▸ What is expected
Extract every line that contains the string "this".

[Stored data]

■ ■ ■ ■ ■ ■ ■

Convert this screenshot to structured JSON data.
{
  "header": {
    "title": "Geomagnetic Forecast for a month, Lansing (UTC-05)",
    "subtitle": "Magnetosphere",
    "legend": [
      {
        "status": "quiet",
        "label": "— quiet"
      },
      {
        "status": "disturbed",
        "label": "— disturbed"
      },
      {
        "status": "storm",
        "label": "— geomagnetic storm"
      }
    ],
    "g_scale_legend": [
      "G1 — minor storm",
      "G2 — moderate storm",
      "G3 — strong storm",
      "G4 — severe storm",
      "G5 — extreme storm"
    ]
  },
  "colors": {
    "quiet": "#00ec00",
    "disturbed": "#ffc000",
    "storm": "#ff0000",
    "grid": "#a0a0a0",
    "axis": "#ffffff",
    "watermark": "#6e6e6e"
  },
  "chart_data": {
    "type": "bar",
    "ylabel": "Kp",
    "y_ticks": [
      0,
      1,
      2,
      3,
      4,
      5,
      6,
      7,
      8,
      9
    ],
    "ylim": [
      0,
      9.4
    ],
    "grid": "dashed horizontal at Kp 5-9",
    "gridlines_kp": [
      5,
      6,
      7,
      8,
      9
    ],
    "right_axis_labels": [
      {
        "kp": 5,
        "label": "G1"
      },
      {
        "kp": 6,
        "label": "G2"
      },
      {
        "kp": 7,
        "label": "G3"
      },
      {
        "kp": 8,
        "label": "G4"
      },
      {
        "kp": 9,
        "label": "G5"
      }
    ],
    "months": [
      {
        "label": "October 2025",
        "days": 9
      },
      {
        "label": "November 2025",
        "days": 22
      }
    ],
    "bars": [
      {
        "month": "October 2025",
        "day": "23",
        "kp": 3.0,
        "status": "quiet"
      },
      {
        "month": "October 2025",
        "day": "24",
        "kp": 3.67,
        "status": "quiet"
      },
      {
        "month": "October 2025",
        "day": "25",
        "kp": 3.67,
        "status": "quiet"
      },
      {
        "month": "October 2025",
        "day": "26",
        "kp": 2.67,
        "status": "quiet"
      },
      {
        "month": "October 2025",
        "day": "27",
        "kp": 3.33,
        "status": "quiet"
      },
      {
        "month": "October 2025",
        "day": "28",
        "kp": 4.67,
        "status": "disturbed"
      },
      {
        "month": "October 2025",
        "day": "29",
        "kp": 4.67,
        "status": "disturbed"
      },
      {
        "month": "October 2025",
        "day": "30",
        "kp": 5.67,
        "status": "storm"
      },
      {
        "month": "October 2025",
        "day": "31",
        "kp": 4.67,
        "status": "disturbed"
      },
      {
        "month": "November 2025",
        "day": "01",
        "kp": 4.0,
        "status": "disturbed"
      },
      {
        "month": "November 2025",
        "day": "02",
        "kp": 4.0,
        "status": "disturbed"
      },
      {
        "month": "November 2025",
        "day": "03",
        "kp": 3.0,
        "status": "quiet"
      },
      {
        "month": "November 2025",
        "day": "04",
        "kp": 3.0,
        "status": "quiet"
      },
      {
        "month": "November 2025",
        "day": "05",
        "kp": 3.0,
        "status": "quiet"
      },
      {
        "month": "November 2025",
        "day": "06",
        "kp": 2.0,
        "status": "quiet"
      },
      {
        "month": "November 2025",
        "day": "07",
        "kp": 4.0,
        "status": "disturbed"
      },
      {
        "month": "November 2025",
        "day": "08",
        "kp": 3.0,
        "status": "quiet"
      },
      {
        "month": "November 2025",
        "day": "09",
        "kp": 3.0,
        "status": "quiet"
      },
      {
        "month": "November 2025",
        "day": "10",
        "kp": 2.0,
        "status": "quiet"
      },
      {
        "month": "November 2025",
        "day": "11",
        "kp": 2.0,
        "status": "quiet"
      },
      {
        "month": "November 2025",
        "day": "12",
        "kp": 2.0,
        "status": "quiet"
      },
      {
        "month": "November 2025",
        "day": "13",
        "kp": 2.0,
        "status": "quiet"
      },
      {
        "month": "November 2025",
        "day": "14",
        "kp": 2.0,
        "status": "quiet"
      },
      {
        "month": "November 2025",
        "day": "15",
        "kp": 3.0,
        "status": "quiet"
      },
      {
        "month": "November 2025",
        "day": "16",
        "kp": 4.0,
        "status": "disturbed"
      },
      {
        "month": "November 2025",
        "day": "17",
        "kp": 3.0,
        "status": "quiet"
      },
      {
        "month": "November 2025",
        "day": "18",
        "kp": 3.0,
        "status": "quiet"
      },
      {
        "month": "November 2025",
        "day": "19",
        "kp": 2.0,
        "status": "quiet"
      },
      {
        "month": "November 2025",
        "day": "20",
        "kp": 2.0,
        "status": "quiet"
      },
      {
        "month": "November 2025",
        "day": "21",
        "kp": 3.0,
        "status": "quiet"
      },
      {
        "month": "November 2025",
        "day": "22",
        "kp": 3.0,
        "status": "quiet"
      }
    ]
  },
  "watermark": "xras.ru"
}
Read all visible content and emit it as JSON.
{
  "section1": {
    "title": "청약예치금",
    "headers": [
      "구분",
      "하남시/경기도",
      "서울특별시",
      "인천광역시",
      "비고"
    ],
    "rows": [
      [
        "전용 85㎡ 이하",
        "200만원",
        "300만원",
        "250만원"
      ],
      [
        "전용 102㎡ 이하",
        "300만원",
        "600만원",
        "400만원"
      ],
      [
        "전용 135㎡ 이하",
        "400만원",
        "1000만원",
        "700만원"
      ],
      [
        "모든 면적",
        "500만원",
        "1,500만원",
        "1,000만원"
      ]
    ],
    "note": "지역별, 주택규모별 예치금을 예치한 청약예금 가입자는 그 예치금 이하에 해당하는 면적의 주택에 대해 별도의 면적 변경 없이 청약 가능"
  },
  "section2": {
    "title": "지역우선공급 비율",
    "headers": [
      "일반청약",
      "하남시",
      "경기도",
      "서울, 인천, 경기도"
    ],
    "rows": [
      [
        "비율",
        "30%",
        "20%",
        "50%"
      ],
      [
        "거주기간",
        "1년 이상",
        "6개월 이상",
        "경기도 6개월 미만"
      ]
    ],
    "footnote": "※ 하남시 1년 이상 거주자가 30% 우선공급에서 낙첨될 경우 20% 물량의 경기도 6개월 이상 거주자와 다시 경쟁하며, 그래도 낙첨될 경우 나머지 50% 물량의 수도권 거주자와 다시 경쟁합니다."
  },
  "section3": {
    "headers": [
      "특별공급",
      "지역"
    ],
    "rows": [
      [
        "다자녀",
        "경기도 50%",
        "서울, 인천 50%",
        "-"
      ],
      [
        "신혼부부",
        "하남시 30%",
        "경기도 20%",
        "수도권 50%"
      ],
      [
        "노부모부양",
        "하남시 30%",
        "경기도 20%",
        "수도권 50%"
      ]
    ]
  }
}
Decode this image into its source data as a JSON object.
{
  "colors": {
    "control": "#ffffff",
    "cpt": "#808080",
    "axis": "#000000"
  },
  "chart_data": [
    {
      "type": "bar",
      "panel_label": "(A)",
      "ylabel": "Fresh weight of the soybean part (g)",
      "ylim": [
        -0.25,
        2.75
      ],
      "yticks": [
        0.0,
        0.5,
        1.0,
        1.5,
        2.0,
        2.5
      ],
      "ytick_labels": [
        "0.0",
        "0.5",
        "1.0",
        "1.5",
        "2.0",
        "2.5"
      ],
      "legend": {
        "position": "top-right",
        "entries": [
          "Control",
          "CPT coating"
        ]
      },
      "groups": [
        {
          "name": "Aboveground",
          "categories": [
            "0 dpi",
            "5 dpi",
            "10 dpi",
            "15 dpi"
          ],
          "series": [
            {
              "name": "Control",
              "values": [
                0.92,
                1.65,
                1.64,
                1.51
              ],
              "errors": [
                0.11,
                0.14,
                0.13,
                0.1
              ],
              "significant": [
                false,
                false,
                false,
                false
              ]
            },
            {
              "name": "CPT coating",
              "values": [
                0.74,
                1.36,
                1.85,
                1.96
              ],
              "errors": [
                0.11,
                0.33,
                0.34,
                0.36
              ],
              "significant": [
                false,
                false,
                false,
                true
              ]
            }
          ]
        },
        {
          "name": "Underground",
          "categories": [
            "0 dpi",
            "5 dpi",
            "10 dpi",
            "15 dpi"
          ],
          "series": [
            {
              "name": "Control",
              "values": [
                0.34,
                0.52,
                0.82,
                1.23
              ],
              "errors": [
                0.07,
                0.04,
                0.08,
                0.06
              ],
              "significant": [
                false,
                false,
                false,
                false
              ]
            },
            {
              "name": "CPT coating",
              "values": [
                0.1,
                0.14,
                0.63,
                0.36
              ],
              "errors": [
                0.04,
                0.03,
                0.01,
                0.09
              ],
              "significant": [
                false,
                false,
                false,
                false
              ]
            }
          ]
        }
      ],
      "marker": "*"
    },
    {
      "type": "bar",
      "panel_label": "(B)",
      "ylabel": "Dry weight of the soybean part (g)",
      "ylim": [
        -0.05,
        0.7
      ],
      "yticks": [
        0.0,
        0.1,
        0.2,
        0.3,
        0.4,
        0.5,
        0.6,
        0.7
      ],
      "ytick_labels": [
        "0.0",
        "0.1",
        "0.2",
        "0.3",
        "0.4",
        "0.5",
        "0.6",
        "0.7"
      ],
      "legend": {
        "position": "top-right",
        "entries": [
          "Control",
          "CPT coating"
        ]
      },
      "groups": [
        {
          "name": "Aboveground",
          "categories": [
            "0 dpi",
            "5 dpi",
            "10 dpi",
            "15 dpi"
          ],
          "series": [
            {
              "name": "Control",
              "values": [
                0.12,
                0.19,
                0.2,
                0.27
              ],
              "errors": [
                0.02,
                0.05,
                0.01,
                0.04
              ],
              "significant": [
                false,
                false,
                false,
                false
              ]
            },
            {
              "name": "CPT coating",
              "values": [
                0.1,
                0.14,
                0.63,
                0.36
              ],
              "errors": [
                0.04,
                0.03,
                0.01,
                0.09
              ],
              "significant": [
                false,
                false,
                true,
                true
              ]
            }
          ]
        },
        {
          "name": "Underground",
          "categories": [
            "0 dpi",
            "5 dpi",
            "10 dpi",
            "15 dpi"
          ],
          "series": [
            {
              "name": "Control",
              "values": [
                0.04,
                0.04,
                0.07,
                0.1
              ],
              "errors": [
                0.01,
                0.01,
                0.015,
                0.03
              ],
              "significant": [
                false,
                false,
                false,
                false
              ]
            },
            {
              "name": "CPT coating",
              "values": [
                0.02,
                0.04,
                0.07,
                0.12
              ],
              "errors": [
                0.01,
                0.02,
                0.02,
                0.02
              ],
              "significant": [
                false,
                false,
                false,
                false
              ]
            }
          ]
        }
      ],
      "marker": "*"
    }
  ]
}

■ ■ ■ ■ ■ ■ ■

▸ Right answer
Convert this screenshot to structured JSON data.
Decode this image into its source data as a JSON object.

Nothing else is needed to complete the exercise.